[Problem description] Find the lines holding the word "time" and collect them.
++++
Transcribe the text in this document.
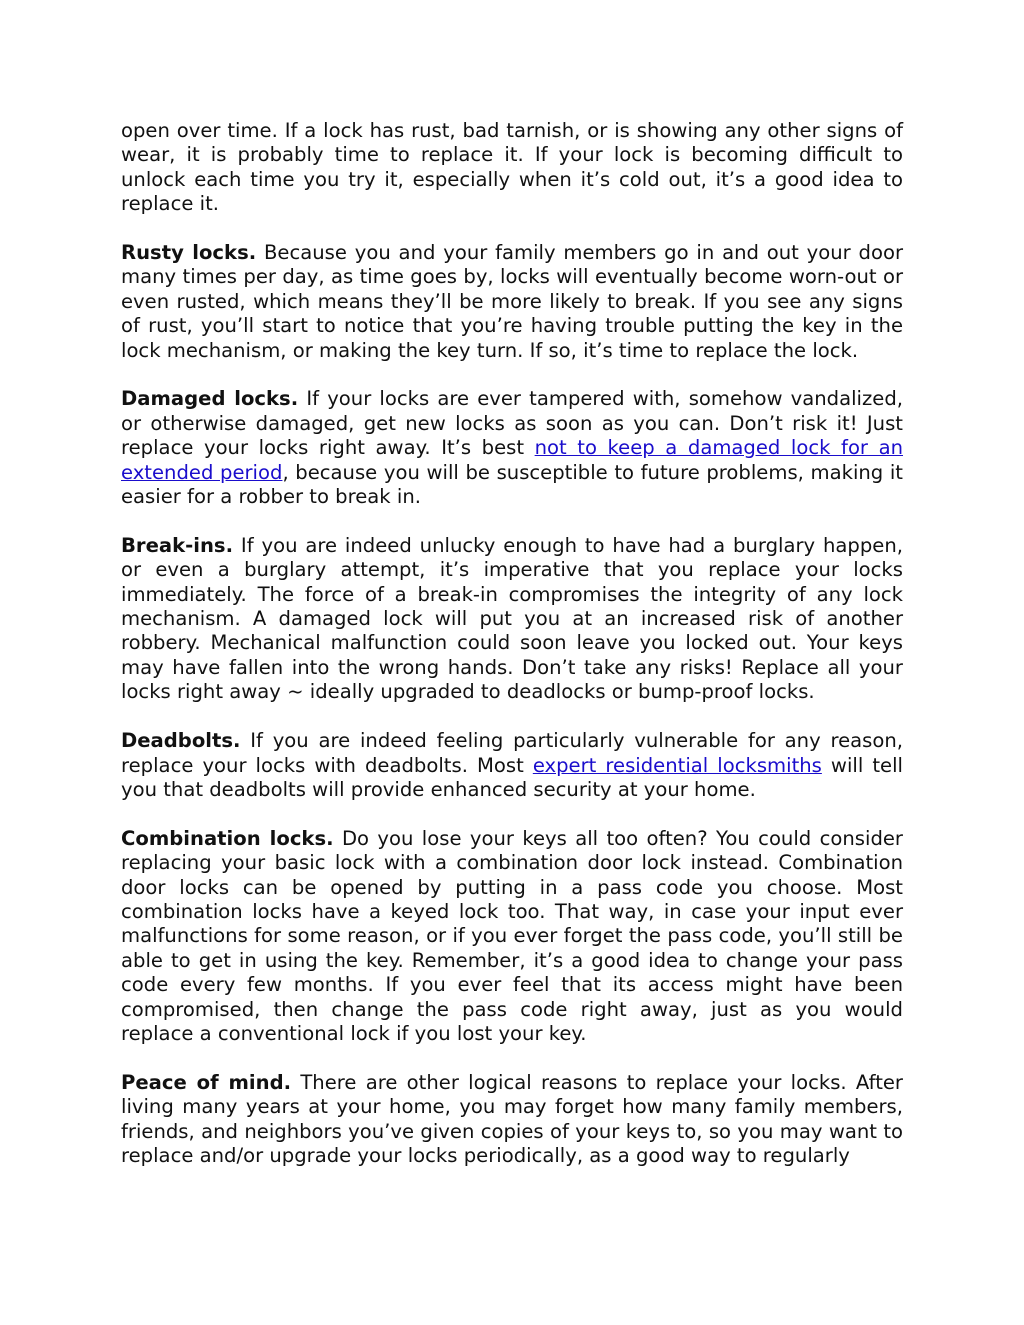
open over time. If a lock has rust, bad tarnish, or is showing any other signs of wear, it is probably time to replace it. If your lock is becoming difficult to unlock each time you try it, especially when it’s cold out, it’s a good idea to replace it.

Rusty locks. Because you and your family members go in and out your door many times per day, as time goes by, locks will eventually become worn-out or even rusted, which means they’ll be more likely to break. If you see any signs of rust, you’ll start to notice that you’re having trouble putting the key in the lock mechanism, or making the key turn. If so, it’s time to replace the lock.

Damaged locks. If your locks are ever tampered with, somehow vandalized, or otherwise damaged, get new locks as soon as you can. Don’t risk it! Just replace your locks right away. It’s best not to keep a damaged lock for an extended period, because you will be susceptible to future problems, making it easier for a robber to break in.

Break-ins. If you are indeed unlucky enough to have had a burglary happen, or even a burglary attempt, it’s imperative that you replace your locks immediately. The force of a break-in compromises the integrity of any lock mechanism. A damaged lock will put you at an increased risk of another robbery. Mechanical malfunction could soon leave you locked out. Your keys may have fallen into the wrong hands. Don’t take any risks! Replace all your locks right away ~ ideally upgraded to deadlocks or bump-proof locks.

Deadbolts. If you are indeed feeling particularly vulnerable for any reason, replace your locks with deadbolts. Most expert residential locksmiths will tell you that deadbolts will provide enhanced security at your home.

Combination locks. Do you lose your keys all too often? You could consider replacing your basic lock with a combination door lock instead. Combination door locks can be opened by putting in a pass code you choose. Most combination locks have a keyed lock too. That way, in case your input ever malfunctions for some reason, or if you ever forget the pass code, you’ll still be able to get in using the key. Remember, it’s a good idea to change your pass code every few months. If you ever feel that its access might have been compromised, then change the pass code right away, just as you would replace a conventional lock if you lost your key.

Peace of mind. There are other logical reasons to replace your locks. After living many years at your home, you may forget how many family members, friends, and neighbors you’ve given copies of your keys to, so you may want to replace and/or upgrade your locks periodically, as a good way to regularly
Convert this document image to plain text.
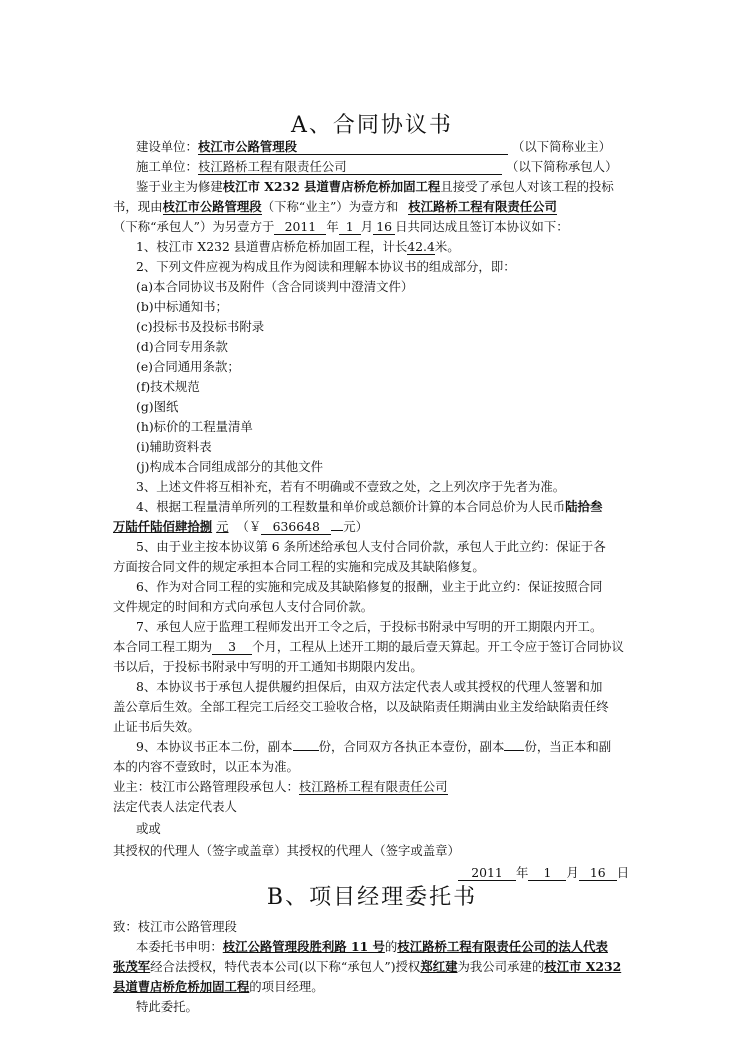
A、合同协议书
建设单位：枝江市公路管理段	（以下简称业主）
施工单位：枝江路桥工程有限责任公司	（以下简称承包人）
鉴于业主为修建枝江市 X232 县道曹店桥危桥加固工程且接受了承包人对该工程的投标
书，现由枝江市公路管理段（下称“业主”）为壹方和 枝江路桥工程有限责任公司
（下称“承包人”）为另壹方于 2011 年 1 月 16 日共同达成且签订本协议如下：
1、枝江市 X232 县道曹店桥危桥加固工程，计长42.4米。
2、下列文件应视为构成且作为阅读和理解本协议书的组成部分，即：
(a)本合同协议书及附件（含合同谈判中澄清文件）
(b)中标通知书；
(c)投标书及投标书附录
(d)合同专用条款
(e)合同通用条款；
(f)技术规范
(g)图纸
(h)标价的工程量清单
(i)辅助资料表
(j)构成本合同组成部分的其他文件
3、上述文件将互相补充，若有不明确或不壹致之处，之上列次序于先者为准。
4、根据工程量清单所列的工程数量和单价或总额价计算的本合同总价为人民币陆拾叁
万陆仟陆佰肆拾捌 元 （￥ 636648 元）
5、由于业主按本协议第 6 条所述给承包人支付合同价款，承包人于此立约：保证于各
方面按合同文件的规定承担本合同工程的实施和完成及其缺陷修复。
6、作为对合同工程的实施和完成及其缺陷修复的报酬，业主于此立约：保证按照合同
文件规定的时间和方式向承包人支付合同价款。
7、承包人应于监理工程师发出开工令之后，于投标书附录中写明的开工期限内开工。
本合同工程工期为 3 个月，工程从上述开工期的最后壹天算起。开工令应于签订合同协议
书以后，于投标书附录中写明的开工通知书期限内发出。
8、本协议书于承包人提供履约担保后，由双方法定代表人或其授权的代理人签署和加
盖公章后生效。全部工程完工后经交工验收合格，以及缺陷责任期满由业主发给缺陷责任终
止证书后失效。
9、本协议书正本二份，副本 份，合同双方各执正本壹份，副本 份，当正本和副
本的内容不壹致时，以正本为准。
业主：枝江市公路管理段承包人：枝江路桥工程有限责任公司
法定代表人法定代表人
或或
其授权的代理人（签字或盖章）其授权的代理人（签字或盖章）
2011 年 1 月 16 日
B、项目经理委托书
致：枝江市公路管理段
本委托书申明：枝江公路管理段胜利路 11 号的枝江路桥工程有限责任公司的法人代表
张茂军经合法授权，特代表本公司(以下称“承包人”)授权郑红建为我公司承建的枝江市 X232
县道曹店桥危桥加固工程的项目经理。
特此委托。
++++
[In response]
open over time. If a lock has rust, bad tarnish, or is showing any other signs of wear, it is probably time to replace it. If your lock is becoming difficult to unlock each time you try it, especially when it’s cold out, it’s a good idea to replace it.
Rusty locks. Because you and your family members go in and out your door many times per day, as time goes by, locks will eventually become worn-out or even rusted, which means they’ll be more likely to break. If you see any signs of rust, you’ll start to notice that you’re having trouble putting the key in the lock mechanism, or making the key turn. If so, it’s time to replace the lock.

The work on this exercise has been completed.